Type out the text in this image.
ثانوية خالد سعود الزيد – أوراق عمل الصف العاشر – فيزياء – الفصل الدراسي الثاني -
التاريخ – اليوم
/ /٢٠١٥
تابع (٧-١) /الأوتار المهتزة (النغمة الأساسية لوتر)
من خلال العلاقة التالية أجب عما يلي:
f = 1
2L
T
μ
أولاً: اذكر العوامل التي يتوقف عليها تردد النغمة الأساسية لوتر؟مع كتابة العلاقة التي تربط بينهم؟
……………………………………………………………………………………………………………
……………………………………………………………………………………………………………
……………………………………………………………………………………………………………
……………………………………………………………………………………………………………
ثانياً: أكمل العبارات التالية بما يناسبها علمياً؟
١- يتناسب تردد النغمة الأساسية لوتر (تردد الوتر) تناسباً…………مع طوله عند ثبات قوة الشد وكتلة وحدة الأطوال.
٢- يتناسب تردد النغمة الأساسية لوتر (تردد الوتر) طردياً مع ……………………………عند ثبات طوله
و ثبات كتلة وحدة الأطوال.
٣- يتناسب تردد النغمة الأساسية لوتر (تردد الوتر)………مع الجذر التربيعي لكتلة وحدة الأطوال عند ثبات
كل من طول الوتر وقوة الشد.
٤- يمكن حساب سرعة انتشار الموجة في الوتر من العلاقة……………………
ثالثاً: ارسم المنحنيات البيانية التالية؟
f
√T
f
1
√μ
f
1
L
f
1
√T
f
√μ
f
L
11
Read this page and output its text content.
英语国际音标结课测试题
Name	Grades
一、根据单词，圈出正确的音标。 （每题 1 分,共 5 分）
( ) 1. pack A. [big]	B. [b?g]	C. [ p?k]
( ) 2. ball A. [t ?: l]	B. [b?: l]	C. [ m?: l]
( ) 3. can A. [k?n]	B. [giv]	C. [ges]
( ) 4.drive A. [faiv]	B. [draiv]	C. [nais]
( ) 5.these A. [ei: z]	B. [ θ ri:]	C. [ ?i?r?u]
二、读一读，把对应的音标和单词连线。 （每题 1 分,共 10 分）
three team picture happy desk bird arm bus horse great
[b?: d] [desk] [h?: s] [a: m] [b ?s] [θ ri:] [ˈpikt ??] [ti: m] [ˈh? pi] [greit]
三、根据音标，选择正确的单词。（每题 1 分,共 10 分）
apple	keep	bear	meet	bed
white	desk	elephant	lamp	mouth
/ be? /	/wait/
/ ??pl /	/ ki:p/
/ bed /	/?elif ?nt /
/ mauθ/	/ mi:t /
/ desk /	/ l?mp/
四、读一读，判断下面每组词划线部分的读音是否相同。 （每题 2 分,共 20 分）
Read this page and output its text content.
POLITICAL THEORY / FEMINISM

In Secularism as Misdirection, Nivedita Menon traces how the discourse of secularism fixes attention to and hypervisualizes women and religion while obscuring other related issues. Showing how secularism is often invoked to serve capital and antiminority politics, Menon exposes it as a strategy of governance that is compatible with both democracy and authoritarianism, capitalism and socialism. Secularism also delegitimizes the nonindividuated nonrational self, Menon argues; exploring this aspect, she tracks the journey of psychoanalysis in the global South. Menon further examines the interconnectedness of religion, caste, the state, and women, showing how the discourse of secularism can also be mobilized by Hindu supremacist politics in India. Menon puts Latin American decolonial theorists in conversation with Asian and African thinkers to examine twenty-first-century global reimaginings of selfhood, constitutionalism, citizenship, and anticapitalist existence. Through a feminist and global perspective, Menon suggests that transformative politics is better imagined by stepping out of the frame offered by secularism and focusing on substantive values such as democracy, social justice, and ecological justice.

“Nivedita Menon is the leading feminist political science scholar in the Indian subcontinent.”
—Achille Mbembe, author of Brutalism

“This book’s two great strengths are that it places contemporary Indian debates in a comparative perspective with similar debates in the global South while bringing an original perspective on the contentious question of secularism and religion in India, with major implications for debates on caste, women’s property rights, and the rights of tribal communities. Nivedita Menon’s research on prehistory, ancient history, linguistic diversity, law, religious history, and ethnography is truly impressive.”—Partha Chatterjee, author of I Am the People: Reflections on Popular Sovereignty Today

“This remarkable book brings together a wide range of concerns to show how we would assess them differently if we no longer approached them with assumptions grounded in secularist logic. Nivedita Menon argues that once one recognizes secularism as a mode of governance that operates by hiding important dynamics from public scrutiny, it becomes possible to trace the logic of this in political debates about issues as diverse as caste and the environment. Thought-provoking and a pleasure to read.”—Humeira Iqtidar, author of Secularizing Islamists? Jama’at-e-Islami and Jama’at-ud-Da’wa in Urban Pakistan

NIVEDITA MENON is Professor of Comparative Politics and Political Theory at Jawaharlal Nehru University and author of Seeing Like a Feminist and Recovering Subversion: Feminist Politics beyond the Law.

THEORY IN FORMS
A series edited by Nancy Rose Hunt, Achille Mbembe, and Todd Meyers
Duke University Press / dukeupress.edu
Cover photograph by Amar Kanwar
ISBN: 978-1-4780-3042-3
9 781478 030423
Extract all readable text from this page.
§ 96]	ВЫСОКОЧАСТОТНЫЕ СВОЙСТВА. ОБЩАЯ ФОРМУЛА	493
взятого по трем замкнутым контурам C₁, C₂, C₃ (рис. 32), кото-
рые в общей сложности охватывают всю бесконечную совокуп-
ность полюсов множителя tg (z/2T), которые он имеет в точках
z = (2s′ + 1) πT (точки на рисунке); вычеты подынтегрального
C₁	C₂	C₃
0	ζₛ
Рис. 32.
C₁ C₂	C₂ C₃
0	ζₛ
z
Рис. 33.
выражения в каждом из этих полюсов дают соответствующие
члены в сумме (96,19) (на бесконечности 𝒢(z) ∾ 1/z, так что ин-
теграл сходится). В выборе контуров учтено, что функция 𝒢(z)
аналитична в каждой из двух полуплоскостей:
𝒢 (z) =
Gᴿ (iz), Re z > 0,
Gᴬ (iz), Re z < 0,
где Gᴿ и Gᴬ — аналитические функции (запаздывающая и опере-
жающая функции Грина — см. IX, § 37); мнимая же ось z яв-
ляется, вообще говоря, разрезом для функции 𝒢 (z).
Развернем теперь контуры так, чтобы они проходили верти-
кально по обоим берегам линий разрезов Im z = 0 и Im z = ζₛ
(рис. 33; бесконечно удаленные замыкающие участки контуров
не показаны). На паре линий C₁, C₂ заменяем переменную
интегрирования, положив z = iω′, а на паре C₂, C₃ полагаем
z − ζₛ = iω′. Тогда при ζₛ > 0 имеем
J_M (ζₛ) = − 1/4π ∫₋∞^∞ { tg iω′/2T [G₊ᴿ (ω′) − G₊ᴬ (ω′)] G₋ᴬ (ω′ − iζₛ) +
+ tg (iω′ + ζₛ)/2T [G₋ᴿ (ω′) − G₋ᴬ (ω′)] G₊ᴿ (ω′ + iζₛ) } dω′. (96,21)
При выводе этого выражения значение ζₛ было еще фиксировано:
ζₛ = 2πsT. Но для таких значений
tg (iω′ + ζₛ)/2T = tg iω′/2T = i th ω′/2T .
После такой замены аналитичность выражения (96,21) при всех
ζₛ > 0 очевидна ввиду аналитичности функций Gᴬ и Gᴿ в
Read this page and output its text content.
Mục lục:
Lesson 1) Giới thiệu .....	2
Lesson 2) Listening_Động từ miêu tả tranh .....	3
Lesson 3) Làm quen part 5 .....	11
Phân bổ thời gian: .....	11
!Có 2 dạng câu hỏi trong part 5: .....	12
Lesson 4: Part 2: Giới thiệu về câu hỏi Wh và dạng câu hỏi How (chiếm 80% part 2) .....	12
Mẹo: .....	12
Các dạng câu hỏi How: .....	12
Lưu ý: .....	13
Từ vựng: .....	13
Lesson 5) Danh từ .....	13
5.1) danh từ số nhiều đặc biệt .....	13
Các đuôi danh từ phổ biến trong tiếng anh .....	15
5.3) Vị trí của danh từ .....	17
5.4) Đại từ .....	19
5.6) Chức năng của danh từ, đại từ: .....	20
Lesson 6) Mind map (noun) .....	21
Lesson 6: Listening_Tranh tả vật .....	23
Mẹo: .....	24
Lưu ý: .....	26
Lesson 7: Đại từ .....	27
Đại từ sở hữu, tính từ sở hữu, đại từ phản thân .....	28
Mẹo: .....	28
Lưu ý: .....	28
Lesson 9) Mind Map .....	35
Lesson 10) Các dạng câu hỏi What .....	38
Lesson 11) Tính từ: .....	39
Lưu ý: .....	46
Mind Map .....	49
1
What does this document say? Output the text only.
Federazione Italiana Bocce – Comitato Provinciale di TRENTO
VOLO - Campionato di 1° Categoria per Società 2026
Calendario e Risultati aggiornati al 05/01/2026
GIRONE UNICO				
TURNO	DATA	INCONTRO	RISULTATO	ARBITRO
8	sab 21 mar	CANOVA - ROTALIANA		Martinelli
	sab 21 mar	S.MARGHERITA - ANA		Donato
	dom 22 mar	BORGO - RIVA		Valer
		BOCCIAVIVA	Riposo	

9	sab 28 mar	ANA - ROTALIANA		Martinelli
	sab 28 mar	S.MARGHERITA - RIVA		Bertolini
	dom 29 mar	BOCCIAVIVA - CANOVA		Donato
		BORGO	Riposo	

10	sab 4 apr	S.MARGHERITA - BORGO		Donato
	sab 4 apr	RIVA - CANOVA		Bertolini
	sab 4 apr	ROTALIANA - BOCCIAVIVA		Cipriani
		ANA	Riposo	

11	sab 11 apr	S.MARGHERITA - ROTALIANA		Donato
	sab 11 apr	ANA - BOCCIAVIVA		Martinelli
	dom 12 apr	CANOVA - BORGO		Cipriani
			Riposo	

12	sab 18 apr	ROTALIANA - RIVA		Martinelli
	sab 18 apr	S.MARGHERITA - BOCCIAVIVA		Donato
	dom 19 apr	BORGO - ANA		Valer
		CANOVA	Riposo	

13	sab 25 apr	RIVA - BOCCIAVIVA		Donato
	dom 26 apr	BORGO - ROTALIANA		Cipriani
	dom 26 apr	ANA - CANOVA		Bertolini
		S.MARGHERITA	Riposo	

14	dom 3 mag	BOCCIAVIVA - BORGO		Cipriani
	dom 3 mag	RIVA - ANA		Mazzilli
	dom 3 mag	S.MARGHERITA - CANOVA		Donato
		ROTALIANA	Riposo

* * * * *

* **What you need to do**
Look through the listing above. Pick out each line with "العلاقة" and copy it.

* **Task output**
من خلال العلاقة التالية أجب عما يلي:
أولاً: اذكر العوامل التي يتوقف عليها تردد النغمة الأساسية لوتر؟مع كتابة العلاقة التي تربط بينهم؟
٤- يمكن حساب سرعة انتشار الموجة في الوتر من العلاقة……………………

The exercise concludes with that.